**SOURCE DOCUMENT**
----

8 Spark pipelines

8.1 Recreate the transformations

Overview of how most of the existing code will be reused

  1. Register a new table called current containing a sample of the base flights table
model_data <- sdf_partition(
  tbl(sc, "flights"),
  training = 0.01,
  testing = 0.01,
  rest = 0.98
)
  1. Recreate the dplyr code in the cached_flights variable from the previous unit
pipeline_df <- model_data$training %>%
  mutate(
    arrdelay = ifelse(arrdelay == "NA", 0, arrdelay),
    depdelay = ifelse(depdelay == "NA", 0, depdelay)
  ) %>%
  select(
    month,
    dayofmonth,
    arrtime,
    arrdelay,
    depdelay,
    crsarrtime,
    crsdeptime,
    distance
  ) %>%
  mutate_all(as.numeric)
  1. Create a new Spark pipeline
flights_pipeline <- ml_pipeline(sc) %>%
  ft_dplyr_transformer(
    tbl = pipeline_df
  ) %>%
  ft_binarizer(
    input_col = "arrdelay",
    output_col = "delayed",
    threshold = 15
  ) %>%
  ft_bucketizer(
    input_col = "crsdeptime",
    output_col = "dephour",
    splits = c(0, 400, 800, 1200, 1600, 2000, 2400)
  ) %>%
  ft_r_formula(delayed ~ arrdelay + dephour) %>%
  ml_logistic_regression()

flights_pipeline
## Pipeline (Estimator) with 5 stages
## <pipeline_48894091d631> 
##   Stages 
##   |--1 SQLTransformer (Transformer)
##   |    <dplyr_transformer_4889709b1de9> 
##   |     (Parameters -- Column Names)
##   |--2 Binarizer (Transformer)
##   |    <binarizer_488915dc3fc5> 
##   |     (Parameters -- Column Names)
##   |      input_col: arrdelay
##   |      output_col: delayed
##   |--3 Bucketizer (Transformer)
##   |    <bucketizer_48892eb462c1> 
##   |     (Parameters -- Column Names)
##   |      input_col: crsdeptime
##   |      output_col: dephour
##   |--4 RFormula (Estimator)

----

**WORK TO DO**
A - In the Spark pipelines page, what threshold value is passed to ft_binarizer?
B - Echo the Spark pipelines page starting with "1. Create a" and going on through "1600, 2000, 2400)".
C - Carry on the Spark pipelines page from the point where it stops.
The listing after the Spark pipelines page isn't needed here.

**RECORDED DATA**
----

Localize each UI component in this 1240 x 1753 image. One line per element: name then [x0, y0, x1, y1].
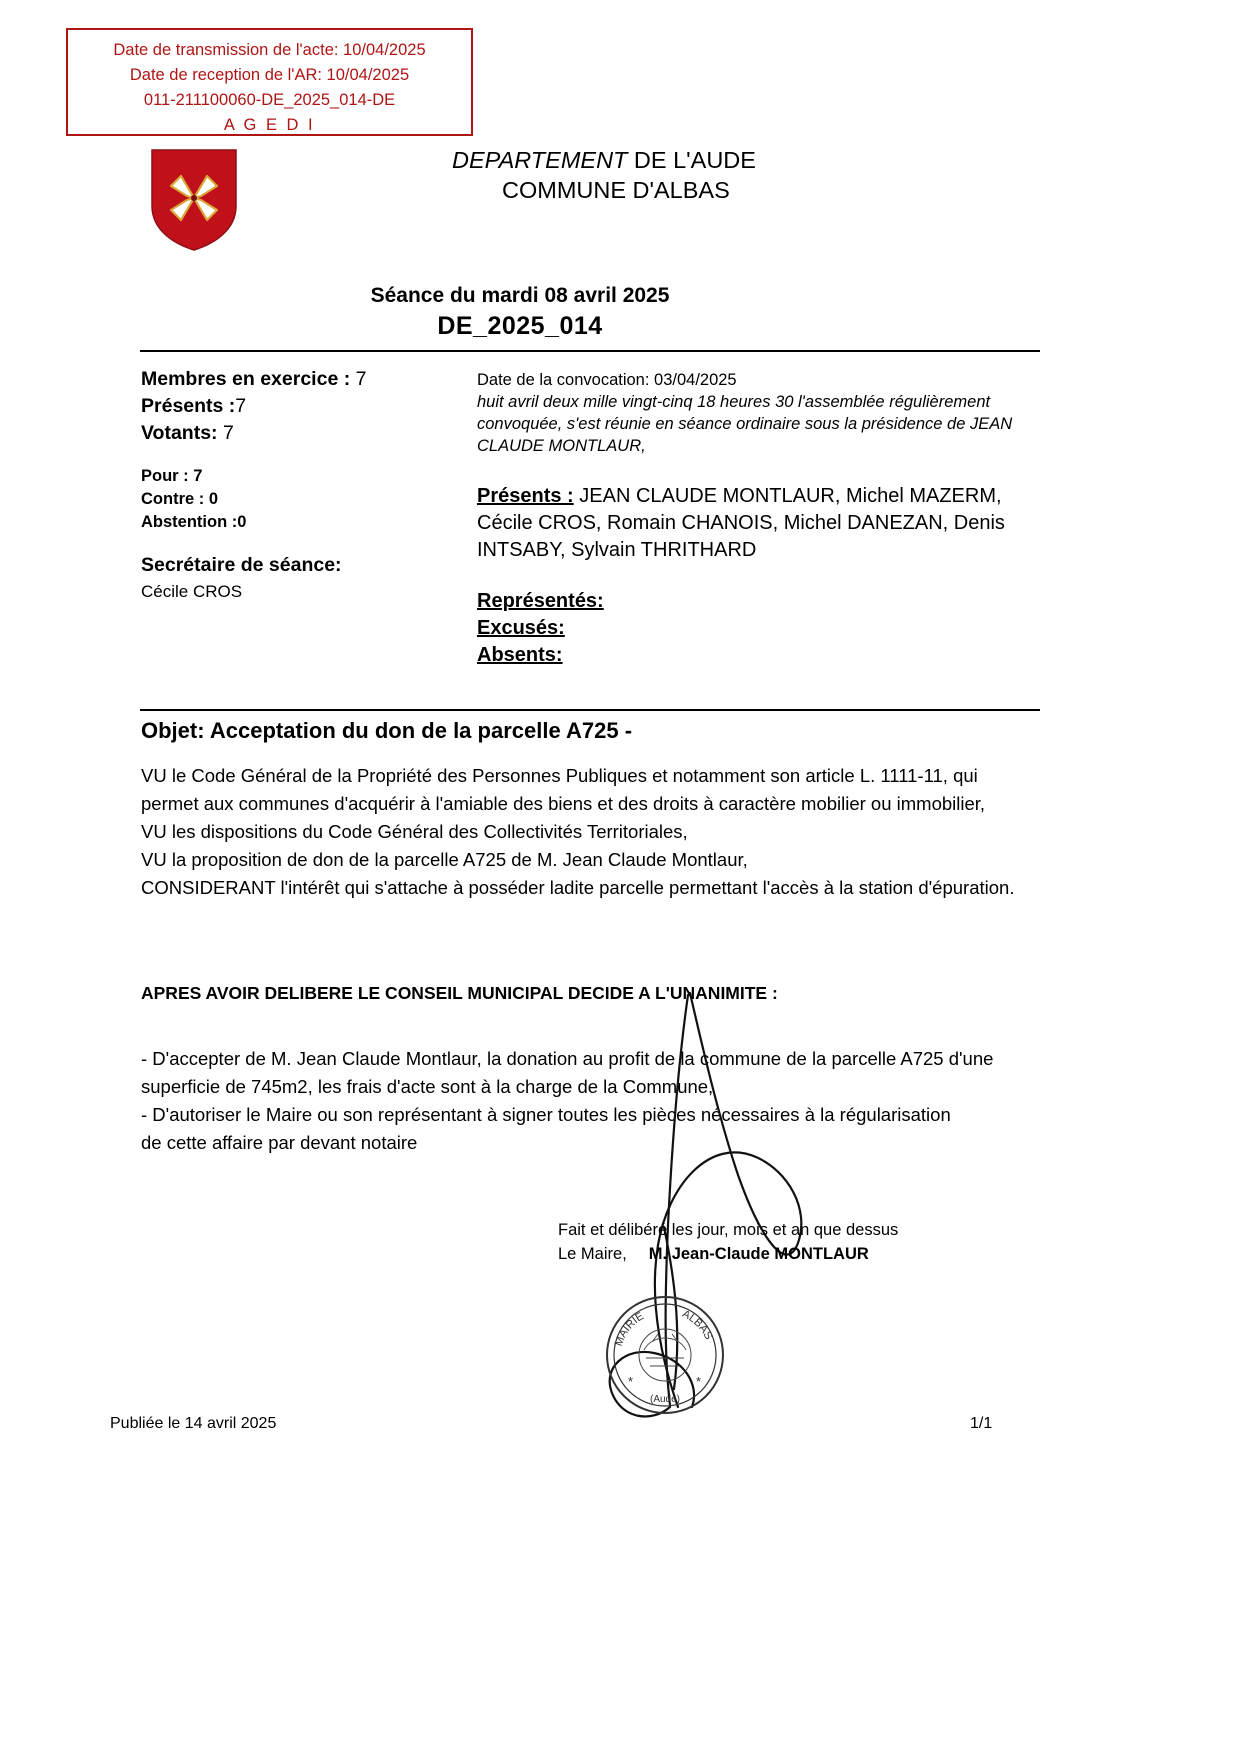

----

**THE RESPONSES**
A - 15

B -
1. Create a new Spark pipeline
flights_pipeline <- ml_pipeline(sc) %>%
  ft_dplyr_transformer(
    tbl = pipeline_df
  ) %>%
  ft_binarizer(
    input_col = "arrdelay",
    output_col = "delayed",
    threshold = 15
  ) %>%
  ft_bucketizer(
    input_col = "crsdeptime",
    output_col = "dephour",
    splits = c(0, 400, 800, 1200, 1600, 2000, 2400)

C -
##   |    <r_formula_488934917e7e> 
##   |     (Parameters -- Column Names)
##   |      features_col: features
##   |      label_col: label
##   |     (Parameters)
##   |      formula: delayed ~ arrdelay + dephour
##   |--5 LogisticRegression (Estimator)
##   |    <logistic_regression_4889771b69ab> 
##   |     (Parameters -- Column Names)
##   |      features_col: features
##   |      label_col: label
##   |      prediction_col: prediction
##   |      probability_col: probability
##   |      raw_prediction_col: rawPrediction
##   |     (Parameters)
##   |      elastic_net_param: 0
##   |      fit_intercept: TRUE
##   |      max_iter: 100
##   |      reg_param: 0
##   |      standardization: TRUE
##   |      threshold: 0.5
##   |      tol: 1e-06

8.2 Fit, evaluate, save

  1. Fit (train) the pipeline’s model
model <- ml_fit(flights_pipeline, model_data$training)
model
## PipelineModel (Transformer) with 5 stages
## <pipeline_48894091d631> 
##   Stages 
##   |--1 SQLTransformer (Transformer)
##   |    <dplyr_transformer_4889709b1de9> 
##   |     (Parameters -- Column Names)
##   |--2 Binarizer (Transformer)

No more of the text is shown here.